(Stored data)
————

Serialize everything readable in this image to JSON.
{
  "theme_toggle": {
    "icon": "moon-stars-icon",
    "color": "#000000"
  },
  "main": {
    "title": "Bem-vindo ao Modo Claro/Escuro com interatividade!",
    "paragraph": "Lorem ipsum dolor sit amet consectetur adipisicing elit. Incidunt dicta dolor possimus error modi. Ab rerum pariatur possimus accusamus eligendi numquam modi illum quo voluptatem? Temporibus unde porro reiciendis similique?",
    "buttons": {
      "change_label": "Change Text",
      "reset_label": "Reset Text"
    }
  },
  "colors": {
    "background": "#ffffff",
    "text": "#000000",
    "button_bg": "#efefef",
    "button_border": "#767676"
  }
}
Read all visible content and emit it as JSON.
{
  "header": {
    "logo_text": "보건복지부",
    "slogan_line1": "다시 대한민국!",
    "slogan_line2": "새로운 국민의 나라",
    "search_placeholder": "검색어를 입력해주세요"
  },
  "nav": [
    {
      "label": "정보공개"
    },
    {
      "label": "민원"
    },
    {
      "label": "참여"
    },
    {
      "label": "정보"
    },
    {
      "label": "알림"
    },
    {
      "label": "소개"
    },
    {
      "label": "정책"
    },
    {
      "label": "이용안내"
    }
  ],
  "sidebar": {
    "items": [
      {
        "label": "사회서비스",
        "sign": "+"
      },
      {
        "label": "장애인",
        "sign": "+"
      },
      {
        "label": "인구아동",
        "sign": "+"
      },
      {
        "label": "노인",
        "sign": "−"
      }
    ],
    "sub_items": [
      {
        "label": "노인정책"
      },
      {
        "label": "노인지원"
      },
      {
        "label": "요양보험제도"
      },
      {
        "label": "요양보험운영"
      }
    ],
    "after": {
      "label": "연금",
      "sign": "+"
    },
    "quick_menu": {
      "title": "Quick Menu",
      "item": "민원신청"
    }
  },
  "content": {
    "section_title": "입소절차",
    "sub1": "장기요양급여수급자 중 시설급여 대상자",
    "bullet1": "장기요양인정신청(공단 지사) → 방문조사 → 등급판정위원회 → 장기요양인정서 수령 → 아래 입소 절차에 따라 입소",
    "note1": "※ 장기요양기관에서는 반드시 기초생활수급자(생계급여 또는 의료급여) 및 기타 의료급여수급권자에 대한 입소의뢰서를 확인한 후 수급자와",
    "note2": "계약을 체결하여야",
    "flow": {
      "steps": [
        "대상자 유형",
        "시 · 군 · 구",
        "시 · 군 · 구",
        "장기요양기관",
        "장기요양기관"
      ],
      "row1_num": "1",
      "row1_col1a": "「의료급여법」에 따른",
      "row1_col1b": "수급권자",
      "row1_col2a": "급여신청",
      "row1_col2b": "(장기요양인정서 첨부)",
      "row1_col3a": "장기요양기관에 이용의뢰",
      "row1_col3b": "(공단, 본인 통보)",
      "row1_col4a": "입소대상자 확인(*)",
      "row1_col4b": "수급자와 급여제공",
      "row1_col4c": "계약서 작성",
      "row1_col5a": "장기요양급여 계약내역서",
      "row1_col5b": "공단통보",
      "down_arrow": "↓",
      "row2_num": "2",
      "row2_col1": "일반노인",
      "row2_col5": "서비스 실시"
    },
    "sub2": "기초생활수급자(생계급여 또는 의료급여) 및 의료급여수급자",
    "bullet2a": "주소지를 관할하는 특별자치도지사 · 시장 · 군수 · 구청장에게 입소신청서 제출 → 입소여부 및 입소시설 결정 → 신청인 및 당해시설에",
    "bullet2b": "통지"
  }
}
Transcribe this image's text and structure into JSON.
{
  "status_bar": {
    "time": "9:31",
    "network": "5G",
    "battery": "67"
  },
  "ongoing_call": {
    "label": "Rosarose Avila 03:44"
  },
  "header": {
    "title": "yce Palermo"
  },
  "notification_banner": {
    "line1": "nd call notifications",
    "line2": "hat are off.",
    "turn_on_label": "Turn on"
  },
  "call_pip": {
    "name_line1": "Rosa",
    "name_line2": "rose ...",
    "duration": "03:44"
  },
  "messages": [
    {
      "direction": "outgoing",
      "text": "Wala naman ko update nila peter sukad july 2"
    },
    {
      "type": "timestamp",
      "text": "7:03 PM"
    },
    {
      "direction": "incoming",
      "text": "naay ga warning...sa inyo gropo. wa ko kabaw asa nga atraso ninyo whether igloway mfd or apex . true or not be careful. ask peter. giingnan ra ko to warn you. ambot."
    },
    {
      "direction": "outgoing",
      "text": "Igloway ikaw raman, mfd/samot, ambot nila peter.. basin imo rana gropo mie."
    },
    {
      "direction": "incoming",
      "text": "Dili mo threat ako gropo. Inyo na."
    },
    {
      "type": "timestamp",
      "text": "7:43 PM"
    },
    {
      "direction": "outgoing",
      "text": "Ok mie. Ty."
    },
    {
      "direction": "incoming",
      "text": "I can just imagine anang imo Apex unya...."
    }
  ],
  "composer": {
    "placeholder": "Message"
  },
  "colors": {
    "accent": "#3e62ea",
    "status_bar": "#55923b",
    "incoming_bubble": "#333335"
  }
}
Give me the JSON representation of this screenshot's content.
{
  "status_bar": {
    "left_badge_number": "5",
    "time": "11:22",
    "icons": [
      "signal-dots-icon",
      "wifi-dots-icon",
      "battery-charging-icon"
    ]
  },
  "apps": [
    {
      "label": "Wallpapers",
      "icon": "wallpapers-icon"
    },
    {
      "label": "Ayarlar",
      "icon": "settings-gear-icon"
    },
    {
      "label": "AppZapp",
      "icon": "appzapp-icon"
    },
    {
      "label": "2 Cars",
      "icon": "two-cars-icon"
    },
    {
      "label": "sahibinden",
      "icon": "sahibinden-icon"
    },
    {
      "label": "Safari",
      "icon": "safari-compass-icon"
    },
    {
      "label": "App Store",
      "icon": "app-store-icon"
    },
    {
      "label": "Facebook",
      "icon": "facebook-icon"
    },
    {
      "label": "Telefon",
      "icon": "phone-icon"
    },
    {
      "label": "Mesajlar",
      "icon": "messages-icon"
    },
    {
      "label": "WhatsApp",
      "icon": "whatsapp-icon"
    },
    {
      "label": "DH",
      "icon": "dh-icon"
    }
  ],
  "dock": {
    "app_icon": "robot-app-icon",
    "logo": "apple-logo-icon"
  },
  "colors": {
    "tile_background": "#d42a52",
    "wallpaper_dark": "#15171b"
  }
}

————

# [WHAT IS ASKED]
Reproduce the material verbatim, line by line.

# [ANSWER BELOW]
Serialize everything readable in this image to JSON.
{
  "theme_toggle": {
    "icon": "moon-stars-icon",
    "color": "#000000"
  },
  "main": {
    "title": "Bem-vindo ao Modo Claro/Escuro com interatividade!",
    "paragraph": "Lorem ipsum dolor sit amet consectetur adipisicing elit. Incidunt dicta dolor possimus error modi. Ab rerum pariatur possimus accusamus eligendi numquam modi illum quo voluptatem? Temporibus unde porro reiciendis similique?",
    "buttons": {
      "change_label": "Change Text",
      "reset_label": "Reset Text"
    }
  },
  "colors": {
    "background": "#ffffff",
    "text": "#000000",
    "button_bg": "#efefef",
    "button_border": "#767676"
  }
}
Read all visible content and emit it as JSON.
{
  "header": {
    "logo_text": "보건복지부",
    "slogan_line1": "다시 대한민국!",
    "slogan_line2": "새로운 국민의 나라",
    "search_placeholder": "검색어를 입력해주세요"
  },
  "nav": [
    {
      "label": "정보공개"
    },
    {
      "label": "민원"
    },
    {
      "label": "참여"
    },
    {
      "label": "정보"
    },
    {
      "label": "알림"
    },
    {
      "label": "소개"
    },
    {
      "label": "정책"
    },
    {
      "label": "이용안내"
    }
  ],
  "sidebar": {
    "items": [
      {
        "label": "사회서비스",
        "sign": "+"
      },
      {
        "label": "장애인",
        "sign": "+"
      },
      {
        "label": "인구아동",
        "sign": "+"
      },
      {
        "label": "노인",
        "sign": "−"
      }
    ],
    "sub_items": [
      {
        "label": "노인정책"
      },
      {
        "label": "노인지원"
      },
      {
        "label": "요양보험제도"
      },
      {
        "label": "요양보험운영"
      }
    ],
    "after": {
      "label": "연금",
      "sign": "+"
    },
    "quick_menu": {
      "title": "Quick Menu",
      "item": "민원신청"
    }
  },
  "content": {
    "section_title": "입소절차",
    "sub1": "장기요양급여수급자 중 시설급여 대상자",
    "bullet1": "장기요양인정신청(공단 지사) → 방문조사 → 등급판정위원회 → 장기요양인정서 수령 → 아래 입소 절차에 따라 입소",
    "note1": "※ 장기요양기관에서는 반드시 기초생활수급자(생계급여 또는 의료급여) 및 기타 의료급여수급권자에 대한 입소의뢰서를 확인한 후 수급자와",
    "note2": "계약을 체결하여야",
    "flow": {
      "steps": [
        "대상자 유형",
        "시 · 군 · 구",
        "시 · 군 · 구",
        "장기요양기관",
        "장기요양기관"
      ],
      "row1_num": "1",
      "row1_col1a": "「의료급여법」에 따른",
      "row1_col1b": "수급권자",
      "row1_col2a": "급여신청",
      "row1_col2b": "(장기요양인정서 첨부)",
      "row1_col3a": "장기요양기관에 이용의뢰",
      "row1_col3b": "(공단, 본인 통보)",
      "row1_col4a": "입소대상자 확인(*)",
      "row1_col4b": "수급자와 급여제공",
      "row1_col4c": "계약서 작성",
      "row1_col5a": "장기요양급여 계약내역서",
      "row1_col5b": "공단통보",
      "down_arrow": "↓",
      "row2_num": "2",
      "row2_col1": "일반노인",
      "row2_col5": "서비스 실시"
    },
    "sub2": "기초생활수급자(생계급여 또는 의료급여) 및 의료급여수급자",
    "bullet2a": "주소지를 관할하는 특별자치도지사 · 시장 · 군수 · 구청장에게 입소신청서 제출 → 입소여부 및 입소시설 결정 → 신청인 및 당해시설에",
    "bullet2b": "통지"
  }
}
Transcribe this image's text and structure into JSON.
{
  "status_bar": {
    "time": "9:31",
    "network": "5G",
    "battery": "67"
  },
  "ongoing_call": {
    "label": "Rosarose Avila 03:44"
  },
  "header": {
    "title": "yce Palermo"
  },
  "notification_banner": {
    "line1": "nd call notifications",
    "line2": "hat are off.",
    "turn_on_label": "Turn on"
  },
  "call_pip": {
    "name_line1": "Rosa",
    "name_line2": "rose ...",
    "duration": "03:44"
  },
  "messages": [
    {
      "direction": "outgoing",
      "text": "Wala naman ko update nila peter sukad july 2"
    },
    {
      "type": "timestamp",
      "text": "7:03 PM"
    },
    {
      "direction": "incoming",
      "text": "naay ga warning...sa inyo gropo. wa ko kabaw asa nga atraso ninyo whether igloway mfd or apex . true or not be careful. ask peter. giingnan ra ko to warn you. ambot."
    },
    {
      "direction": "outgoing",
      "text": "Igloway ikaw raman, mfd/samot, ambot nila peter.. basin imo rana gropo mie."
    },
    {
      "direction": "incoming",
      "text": "Dili mo threat ako gropo. Inyo na."
    },
    {
      "type": "timestamp",
      "text": "7:43 PM"
    },
    {
      "direction": "outgoing",
      "text": "Ok mie. Ty."
    },
    {
      "direction": "incoming",
      "text": "I can just imagine anang imo Apex unya...."
    }
  ],
  "composer": {
    "placeholder": "Message"
  },
  "colors": {
    "accent": "#3e62ea",
    "status_bar": "#55923b",
    "incoming_bubble": "#333335"
  }
}
Give me the JSON representation of this screenshot's content.
{
  "status_bar": {
    "left_badge_number": "5",
    "time": "11:22",
    "icons": [
      "signal-dots-icon",
      "wifi-dots-icon",
      "battery-charging-icon"
    ]
  },
  "apps": [
    {
      "label": "Wallpapers",
      "icon": "wallpapers-icon"
    },
    {
      "label": "Ayarlar",
      "icon": "settings-gear-icon"
    },
    {
      "label": "AppZapp",
      "icon": "appzapp-icon"
    },
    {
      "label": "2 Cars",
      "icon": "two-cars-icon"
    },
    {
      "label": "sahibinden",
      "icon": "sahibinden-icon"
    },
    {
      "label": "Safari",
      "icon": "safari-compass-icon"
    },
    {
      "label": "App Store",
      "icon": "app-store-icon"
    },
    {
      "label": "Facebook",
      "icon": "facebook-icon"
    },
    {
      "label": "Telefon",
      "icon": "phone-icon"
    },
    {
      "label": "Mesajlar",
      "icon": "messages-icon"
    },
    {
      "label": "WhatsApp",
      "icon": "whatsapp-icon"
    },
    {
      "label": "DH",
      "icon": "dh-icon"
    }
  ],
  "dock": {
    "app_icon": "robot-app-icon",
    "logo": "apple-logo-icon"
  },
  "colors": {
    "tile_background": "#d42a52",
    "wallpaper_dark": "#15171b"
  }
}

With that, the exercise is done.